To do: Convert the entries between the lines holding "Give bounding boxes" and "pause-icon[interactable] — [355, 130, 369, 146]", inclusive, into a two-column CSV with the columns instruction and response, one row per entry. Put each value in a single quoted field with line breaks replaced by spaces, and leave the pictures out.

Material for this exercise:
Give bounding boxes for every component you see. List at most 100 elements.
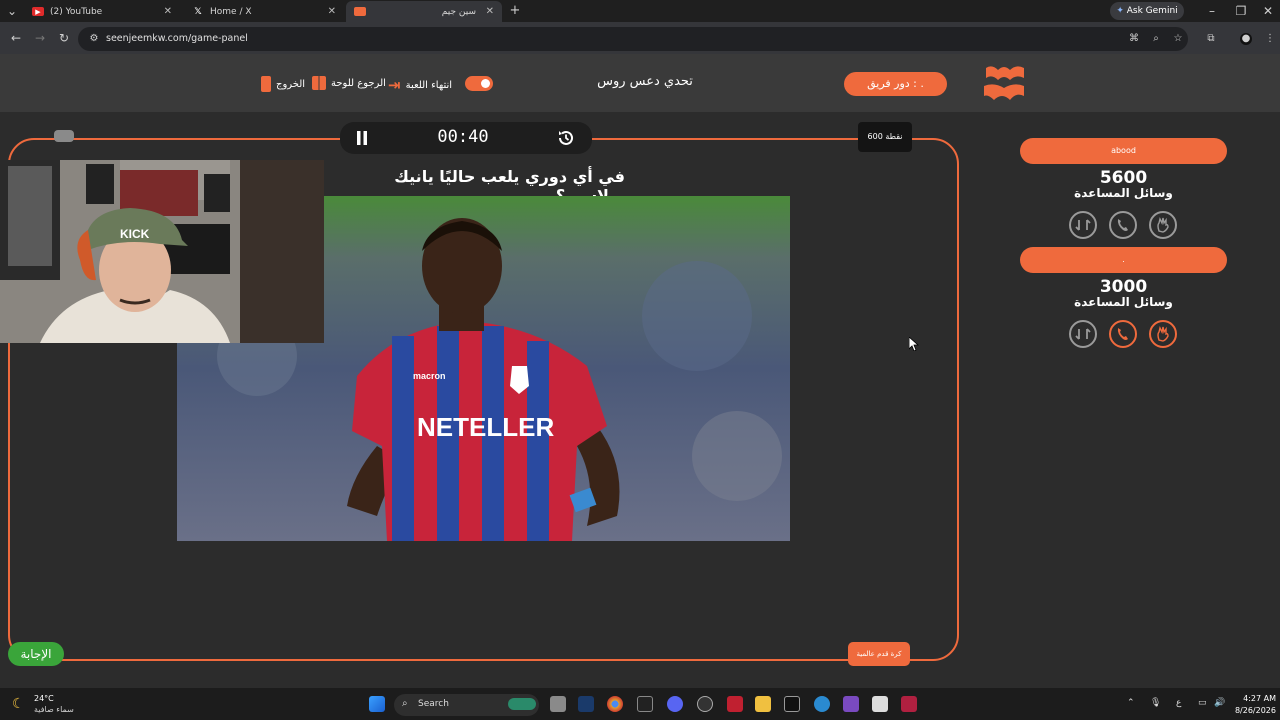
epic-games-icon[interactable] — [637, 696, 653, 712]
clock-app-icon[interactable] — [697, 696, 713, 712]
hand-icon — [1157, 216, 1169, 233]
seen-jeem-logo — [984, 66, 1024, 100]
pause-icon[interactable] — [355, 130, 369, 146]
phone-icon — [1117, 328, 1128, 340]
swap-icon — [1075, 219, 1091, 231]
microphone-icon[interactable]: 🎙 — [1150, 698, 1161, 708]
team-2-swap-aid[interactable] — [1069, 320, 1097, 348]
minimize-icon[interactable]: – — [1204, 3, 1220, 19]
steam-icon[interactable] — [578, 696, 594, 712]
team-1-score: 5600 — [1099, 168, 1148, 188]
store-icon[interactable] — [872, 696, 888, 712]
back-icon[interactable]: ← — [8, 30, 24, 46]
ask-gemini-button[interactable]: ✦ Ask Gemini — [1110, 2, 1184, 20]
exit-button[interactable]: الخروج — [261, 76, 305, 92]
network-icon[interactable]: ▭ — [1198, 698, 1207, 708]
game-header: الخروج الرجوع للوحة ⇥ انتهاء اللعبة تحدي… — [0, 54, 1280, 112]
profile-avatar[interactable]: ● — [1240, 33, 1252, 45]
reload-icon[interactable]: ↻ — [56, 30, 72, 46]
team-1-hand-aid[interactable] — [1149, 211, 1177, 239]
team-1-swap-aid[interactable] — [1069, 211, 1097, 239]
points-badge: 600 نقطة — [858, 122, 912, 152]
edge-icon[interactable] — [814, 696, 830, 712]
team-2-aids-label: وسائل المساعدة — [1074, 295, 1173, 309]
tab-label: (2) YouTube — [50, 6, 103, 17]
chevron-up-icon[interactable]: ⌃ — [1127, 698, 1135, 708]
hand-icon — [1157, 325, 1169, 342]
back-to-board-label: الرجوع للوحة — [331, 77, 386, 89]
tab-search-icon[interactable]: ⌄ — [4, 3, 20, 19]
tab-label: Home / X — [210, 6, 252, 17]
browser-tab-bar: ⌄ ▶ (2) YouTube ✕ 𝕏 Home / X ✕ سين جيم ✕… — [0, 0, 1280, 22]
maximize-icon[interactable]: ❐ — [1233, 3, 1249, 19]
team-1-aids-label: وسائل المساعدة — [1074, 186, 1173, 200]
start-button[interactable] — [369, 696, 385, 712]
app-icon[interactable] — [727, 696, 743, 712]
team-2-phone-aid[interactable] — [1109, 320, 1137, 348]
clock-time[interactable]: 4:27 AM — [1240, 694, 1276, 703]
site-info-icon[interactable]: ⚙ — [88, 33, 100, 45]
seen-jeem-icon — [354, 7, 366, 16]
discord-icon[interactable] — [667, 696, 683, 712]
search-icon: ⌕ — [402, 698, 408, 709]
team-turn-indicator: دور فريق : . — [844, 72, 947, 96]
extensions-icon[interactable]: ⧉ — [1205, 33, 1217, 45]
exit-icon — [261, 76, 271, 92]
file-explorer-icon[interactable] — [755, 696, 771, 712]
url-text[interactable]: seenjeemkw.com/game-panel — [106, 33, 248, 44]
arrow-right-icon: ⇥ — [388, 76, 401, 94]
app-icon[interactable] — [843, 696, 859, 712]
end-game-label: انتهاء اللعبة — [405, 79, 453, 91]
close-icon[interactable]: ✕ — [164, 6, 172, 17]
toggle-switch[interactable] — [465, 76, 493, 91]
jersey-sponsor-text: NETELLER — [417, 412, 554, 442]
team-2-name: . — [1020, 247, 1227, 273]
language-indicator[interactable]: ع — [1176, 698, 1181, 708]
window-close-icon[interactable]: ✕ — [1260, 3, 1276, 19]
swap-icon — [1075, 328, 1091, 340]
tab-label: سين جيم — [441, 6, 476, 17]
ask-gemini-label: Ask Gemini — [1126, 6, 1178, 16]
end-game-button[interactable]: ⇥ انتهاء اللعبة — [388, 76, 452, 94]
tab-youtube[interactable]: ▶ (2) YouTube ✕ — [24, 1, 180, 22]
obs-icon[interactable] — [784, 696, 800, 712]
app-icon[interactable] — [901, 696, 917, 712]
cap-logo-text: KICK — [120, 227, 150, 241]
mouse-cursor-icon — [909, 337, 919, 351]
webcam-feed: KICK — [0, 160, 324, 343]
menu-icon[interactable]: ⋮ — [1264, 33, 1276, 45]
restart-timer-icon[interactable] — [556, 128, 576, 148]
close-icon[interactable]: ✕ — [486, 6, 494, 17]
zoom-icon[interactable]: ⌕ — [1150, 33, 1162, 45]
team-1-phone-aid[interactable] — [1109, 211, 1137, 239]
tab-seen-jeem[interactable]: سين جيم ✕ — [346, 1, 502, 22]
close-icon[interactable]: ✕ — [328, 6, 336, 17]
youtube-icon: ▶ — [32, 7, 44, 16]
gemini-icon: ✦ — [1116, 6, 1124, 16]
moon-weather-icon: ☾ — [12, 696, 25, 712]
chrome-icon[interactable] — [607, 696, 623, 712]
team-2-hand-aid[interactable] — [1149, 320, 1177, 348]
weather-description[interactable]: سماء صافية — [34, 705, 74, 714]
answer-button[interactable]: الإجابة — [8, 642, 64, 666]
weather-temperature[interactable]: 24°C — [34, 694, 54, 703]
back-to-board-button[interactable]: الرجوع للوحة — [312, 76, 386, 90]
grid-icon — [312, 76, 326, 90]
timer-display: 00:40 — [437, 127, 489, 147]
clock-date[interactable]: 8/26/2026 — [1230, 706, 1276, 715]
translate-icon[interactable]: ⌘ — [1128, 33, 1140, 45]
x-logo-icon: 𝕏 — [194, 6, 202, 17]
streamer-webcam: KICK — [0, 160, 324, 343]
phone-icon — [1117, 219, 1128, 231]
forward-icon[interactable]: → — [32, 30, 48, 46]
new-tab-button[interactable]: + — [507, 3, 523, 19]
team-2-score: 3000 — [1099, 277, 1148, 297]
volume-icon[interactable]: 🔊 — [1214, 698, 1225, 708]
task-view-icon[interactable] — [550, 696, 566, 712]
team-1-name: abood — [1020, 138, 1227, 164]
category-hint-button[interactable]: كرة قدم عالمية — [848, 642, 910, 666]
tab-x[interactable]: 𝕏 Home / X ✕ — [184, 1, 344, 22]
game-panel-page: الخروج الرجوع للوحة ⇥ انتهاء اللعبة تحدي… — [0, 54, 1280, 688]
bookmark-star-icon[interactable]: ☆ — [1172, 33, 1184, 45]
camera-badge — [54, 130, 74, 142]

...

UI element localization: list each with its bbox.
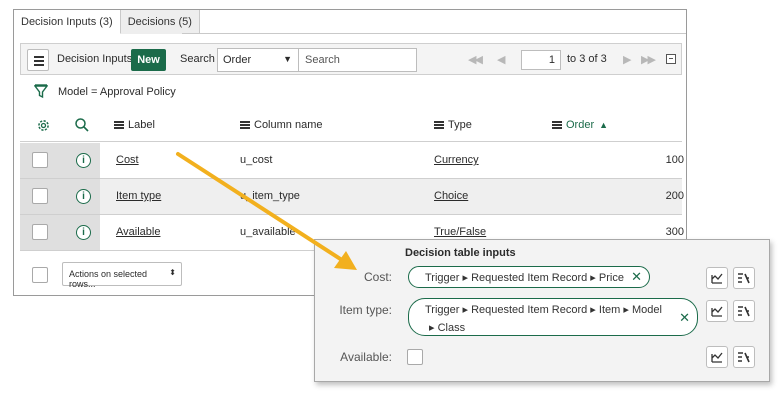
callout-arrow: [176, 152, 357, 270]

Task result:
instruction,response
"Give bounding boxes for every component you see. List at most 100 elements.","epic-games-icon[interactable] — [637, 696, 653, 712] clock-app-icon[interactable] — [697, 696, 713, 712] hand-icon — [1157, 216, 1169, 233] seen-jeem-logo — [984, 66, 1024, 100] pause-icon[interactable] — [355, 130, 369, 146]"